— INSTRUCTIONS FOR THE TASK —
Find the lines holding the string "this" in the data, then copy all of them.

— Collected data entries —
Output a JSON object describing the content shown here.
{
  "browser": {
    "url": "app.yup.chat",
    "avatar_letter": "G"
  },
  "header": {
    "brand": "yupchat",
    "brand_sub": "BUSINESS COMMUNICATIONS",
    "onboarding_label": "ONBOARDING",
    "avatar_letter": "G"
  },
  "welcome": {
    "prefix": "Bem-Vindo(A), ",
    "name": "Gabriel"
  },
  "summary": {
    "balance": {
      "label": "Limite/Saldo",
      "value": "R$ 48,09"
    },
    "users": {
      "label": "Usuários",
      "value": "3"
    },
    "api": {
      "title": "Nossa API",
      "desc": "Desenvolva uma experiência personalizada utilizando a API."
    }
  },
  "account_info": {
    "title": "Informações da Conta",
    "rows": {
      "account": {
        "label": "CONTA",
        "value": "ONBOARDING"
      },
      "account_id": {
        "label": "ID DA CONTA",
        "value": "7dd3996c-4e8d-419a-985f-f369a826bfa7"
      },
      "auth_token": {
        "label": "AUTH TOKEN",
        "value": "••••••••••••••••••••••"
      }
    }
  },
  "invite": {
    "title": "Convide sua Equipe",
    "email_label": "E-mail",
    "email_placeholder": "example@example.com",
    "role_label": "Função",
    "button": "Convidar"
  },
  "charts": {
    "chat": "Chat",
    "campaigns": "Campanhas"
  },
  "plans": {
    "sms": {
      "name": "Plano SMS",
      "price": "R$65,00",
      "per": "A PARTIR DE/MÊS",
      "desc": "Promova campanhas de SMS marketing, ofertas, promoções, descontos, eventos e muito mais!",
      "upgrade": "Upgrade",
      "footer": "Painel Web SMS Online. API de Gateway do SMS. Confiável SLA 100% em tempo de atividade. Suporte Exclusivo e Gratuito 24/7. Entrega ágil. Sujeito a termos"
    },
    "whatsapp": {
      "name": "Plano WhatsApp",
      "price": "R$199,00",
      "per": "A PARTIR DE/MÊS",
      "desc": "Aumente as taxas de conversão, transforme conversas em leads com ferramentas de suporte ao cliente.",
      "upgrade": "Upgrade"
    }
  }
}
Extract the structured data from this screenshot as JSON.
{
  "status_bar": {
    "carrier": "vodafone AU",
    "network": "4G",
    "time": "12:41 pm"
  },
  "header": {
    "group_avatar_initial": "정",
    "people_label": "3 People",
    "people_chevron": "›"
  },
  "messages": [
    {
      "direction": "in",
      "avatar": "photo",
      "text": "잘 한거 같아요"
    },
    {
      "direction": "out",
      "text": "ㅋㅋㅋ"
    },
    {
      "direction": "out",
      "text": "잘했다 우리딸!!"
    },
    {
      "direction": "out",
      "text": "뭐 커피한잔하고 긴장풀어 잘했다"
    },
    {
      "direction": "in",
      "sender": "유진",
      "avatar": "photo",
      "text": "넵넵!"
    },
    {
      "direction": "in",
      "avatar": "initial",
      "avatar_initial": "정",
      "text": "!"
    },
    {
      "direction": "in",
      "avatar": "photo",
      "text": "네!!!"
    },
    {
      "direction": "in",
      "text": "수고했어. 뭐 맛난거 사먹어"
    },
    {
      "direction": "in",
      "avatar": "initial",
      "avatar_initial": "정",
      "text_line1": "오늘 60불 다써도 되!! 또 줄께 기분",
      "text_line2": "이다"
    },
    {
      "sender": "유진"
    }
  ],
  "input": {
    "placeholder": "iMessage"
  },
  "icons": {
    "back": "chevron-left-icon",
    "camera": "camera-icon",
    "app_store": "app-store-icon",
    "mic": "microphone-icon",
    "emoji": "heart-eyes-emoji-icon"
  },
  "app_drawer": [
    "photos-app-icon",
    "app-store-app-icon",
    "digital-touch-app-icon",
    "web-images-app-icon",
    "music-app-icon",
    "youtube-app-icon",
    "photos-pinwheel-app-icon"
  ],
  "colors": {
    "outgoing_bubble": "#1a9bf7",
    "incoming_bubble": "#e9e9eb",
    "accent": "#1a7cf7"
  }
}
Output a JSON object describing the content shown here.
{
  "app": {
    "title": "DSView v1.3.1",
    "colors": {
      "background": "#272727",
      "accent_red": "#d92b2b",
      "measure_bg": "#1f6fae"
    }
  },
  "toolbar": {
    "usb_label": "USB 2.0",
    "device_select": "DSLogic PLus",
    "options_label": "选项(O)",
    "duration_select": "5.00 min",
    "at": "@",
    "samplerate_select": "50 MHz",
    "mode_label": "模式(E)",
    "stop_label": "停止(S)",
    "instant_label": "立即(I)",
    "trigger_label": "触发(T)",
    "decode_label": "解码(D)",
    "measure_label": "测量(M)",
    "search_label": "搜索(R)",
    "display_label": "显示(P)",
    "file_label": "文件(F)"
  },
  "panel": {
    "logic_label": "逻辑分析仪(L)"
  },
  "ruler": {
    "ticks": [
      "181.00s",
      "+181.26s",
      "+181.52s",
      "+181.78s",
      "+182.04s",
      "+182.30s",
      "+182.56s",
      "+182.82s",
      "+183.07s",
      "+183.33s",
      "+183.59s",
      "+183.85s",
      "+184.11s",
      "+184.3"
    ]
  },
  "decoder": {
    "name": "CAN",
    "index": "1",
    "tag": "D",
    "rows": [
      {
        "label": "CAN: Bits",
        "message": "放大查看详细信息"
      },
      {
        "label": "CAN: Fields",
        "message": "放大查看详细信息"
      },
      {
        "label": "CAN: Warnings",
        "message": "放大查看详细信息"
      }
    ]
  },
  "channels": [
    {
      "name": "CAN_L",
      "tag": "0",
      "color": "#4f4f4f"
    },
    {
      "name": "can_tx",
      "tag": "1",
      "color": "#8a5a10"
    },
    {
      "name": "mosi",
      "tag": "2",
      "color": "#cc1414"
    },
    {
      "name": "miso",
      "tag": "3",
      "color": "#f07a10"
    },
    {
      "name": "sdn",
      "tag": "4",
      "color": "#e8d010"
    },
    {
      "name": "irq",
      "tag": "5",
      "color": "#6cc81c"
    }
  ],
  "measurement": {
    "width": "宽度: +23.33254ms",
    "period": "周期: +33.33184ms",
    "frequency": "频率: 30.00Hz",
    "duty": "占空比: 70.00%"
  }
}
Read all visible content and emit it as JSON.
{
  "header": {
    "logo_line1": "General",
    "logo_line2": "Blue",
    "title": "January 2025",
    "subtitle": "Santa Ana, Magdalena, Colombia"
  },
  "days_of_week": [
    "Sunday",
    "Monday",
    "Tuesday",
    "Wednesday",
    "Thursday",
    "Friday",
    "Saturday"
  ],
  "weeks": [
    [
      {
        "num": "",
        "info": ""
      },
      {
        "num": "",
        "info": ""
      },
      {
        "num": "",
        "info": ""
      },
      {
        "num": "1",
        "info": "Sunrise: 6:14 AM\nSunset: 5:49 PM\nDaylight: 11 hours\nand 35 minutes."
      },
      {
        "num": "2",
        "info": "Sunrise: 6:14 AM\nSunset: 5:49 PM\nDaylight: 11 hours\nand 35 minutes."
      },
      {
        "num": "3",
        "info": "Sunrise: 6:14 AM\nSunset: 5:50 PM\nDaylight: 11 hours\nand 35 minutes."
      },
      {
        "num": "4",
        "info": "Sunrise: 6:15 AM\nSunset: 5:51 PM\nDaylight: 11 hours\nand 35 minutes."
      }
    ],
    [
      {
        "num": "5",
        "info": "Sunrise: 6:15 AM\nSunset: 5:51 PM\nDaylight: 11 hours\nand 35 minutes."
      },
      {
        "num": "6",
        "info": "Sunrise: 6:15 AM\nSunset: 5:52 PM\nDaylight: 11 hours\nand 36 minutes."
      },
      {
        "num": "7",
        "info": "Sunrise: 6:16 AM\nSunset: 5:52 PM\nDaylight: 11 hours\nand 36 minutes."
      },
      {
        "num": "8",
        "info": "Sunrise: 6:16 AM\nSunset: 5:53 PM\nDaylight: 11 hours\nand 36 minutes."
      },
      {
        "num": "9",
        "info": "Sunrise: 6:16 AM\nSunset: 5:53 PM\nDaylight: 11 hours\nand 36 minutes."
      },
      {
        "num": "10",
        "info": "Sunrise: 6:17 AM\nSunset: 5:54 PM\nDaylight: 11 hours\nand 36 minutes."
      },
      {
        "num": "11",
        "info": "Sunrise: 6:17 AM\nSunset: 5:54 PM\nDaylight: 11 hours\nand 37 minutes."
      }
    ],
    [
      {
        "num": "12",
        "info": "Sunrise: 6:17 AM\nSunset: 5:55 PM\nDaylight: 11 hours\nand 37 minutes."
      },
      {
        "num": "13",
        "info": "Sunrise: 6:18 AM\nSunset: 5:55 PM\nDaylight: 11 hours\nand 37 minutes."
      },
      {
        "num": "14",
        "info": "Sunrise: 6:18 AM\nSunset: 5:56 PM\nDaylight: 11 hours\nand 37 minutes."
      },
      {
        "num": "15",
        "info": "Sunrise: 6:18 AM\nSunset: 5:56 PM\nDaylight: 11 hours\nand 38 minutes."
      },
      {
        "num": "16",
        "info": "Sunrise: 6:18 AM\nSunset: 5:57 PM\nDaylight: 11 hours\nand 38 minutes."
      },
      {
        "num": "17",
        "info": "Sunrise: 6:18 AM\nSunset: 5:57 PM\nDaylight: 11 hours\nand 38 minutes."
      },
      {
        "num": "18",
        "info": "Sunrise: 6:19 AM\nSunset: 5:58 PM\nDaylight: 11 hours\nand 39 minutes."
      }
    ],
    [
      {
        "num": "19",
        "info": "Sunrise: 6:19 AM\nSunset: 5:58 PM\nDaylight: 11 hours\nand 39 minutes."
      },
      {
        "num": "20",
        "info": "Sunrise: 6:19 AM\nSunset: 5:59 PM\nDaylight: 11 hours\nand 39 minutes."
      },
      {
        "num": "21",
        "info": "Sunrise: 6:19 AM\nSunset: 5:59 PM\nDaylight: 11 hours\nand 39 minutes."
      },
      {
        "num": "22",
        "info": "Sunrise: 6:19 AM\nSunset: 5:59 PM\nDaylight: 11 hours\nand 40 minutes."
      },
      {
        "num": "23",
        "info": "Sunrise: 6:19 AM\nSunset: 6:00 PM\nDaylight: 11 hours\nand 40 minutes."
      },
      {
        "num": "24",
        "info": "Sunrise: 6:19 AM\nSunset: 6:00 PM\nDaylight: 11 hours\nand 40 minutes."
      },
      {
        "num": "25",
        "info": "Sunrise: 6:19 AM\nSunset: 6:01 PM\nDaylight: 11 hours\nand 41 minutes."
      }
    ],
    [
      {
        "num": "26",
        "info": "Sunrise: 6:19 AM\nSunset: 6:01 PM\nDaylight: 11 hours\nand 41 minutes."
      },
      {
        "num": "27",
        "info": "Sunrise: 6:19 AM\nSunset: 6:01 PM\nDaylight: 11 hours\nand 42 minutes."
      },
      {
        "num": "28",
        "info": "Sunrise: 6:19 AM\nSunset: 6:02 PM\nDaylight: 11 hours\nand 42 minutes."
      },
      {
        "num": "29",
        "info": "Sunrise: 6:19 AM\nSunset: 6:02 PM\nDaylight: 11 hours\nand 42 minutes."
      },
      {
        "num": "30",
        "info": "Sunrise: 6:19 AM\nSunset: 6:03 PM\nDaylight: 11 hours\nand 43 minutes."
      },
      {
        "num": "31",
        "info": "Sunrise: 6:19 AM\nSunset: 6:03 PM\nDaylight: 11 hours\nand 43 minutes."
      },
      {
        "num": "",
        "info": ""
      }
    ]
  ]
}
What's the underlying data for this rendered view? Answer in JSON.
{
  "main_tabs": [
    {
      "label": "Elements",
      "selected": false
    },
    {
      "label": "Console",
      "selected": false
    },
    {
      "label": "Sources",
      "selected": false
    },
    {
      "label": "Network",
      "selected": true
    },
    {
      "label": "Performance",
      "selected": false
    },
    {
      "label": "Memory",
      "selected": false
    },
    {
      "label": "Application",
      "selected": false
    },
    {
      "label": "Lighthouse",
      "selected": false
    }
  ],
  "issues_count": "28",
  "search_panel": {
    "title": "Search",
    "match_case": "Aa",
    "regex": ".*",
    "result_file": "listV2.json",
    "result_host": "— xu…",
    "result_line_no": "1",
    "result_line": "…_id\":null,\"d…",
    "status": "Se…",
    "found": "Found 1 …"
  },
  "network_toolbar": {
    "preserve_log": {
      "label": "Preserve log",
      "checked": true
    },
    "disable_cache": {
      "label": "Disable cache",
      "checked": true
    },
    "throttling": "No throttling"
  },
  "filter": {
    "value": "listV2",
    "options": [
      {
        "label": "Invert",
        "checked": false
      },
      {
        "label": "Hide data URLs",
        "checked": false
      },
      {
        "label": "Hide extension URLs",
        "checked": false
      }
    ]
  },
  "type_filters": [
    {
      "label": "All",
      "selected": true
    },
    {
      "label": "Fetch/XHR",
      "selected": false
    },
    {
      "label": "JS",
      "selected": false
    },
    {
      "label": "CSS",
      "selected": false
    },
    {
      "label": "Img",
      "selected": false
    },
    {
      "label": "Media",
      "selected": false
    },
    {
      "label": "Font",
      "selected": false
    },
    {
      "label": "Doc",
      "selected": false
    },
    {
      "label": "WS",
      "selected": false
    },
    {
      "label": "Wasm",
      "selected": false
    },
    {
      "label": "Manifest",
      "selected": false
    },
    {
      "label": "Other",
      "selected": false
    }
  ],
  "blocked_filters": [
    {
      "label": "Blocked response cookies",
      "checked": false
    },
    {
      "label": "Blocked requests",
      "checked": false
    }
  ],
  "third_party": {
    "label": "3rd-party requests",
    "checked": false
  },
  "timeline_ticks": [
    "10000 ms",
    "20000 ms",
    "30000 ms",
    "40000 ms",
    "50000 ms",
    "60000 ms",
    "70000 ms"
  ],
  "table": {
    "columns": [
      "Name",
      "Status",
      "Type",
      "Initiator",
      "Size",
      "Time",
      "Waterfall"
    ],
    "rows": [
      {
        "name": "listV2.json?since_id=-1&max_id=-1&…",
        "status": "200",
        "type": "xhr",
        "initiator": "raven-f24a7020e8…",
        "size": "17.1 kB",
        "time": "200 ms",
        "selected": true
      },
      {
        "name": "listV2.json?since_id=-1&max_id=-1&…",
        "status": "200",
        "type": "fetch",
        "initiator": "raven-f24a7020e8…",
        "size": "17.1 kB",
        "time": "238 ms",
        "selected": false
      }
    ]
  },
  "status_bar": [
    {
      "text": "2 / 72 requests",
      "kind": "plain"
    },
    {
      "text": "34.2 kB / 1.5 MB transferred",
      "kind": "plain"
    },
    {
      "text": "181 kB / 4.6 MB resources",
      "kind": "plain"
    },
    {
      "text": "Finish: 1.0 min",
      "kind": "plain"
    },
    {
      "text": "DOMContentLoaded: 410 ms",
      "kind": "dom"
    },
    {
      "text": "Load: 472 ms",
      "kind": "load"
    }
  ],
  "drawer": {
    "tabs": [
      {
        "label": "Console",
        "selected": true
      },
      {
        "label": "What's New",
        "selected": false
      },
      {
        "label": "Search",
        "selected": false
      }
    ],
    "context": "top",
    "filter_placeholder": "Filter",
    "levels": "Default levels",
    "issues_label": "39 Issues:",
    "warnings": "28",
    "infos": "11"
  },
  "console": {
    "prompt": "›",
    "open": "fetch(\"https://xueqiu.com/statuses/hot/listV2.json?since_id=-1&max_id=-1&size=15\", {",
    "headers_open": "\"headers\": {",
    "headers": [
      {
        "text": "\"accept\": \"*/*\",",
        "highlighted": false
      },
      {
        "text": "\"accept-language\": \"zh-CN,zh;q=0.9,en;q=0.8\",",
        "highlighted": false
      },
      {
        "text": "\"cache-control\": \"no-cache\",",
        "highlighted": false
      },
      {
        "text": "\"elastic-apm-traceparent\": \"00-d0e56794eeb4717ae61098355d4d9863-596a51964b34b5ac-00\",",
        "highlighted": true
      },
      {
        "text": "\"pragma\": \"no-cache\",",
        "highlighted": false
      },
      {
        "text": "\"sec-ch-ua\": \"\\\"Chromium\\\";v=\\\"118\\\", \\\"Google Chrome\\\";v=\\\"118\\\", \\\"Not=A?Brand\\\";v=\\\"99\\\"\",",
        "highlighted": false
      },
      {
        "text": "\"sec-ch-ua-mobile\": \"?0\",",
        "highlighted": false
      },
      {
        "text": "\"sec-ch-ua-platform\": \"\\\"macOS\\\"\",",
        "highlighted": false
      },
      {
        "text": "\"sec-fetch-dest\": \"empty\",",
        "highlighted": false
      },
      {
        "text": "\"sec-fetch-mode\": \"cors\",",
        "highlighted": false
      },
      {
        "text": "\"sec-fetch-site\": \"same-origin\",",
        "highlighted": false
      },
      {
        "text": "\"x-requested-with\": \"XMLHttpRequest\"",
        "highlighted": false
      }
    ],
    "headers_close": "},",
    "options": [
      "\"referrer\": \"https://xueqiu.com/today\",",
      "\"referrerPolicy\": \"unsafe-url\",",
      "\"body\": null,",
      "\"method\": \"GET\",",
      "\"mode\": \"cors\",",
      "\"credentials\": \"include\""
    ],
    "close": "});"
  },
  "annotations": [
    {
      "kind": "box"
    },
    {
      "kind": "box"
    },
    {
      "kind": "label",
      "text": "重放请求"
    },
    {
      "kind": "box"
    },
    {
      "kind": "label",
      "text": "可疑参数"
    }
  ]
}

— FINISHED EXERCISE —
Extract the structured data from this screenshot as JSON.
What's the underlying data for this rendered view? Answer in JSON.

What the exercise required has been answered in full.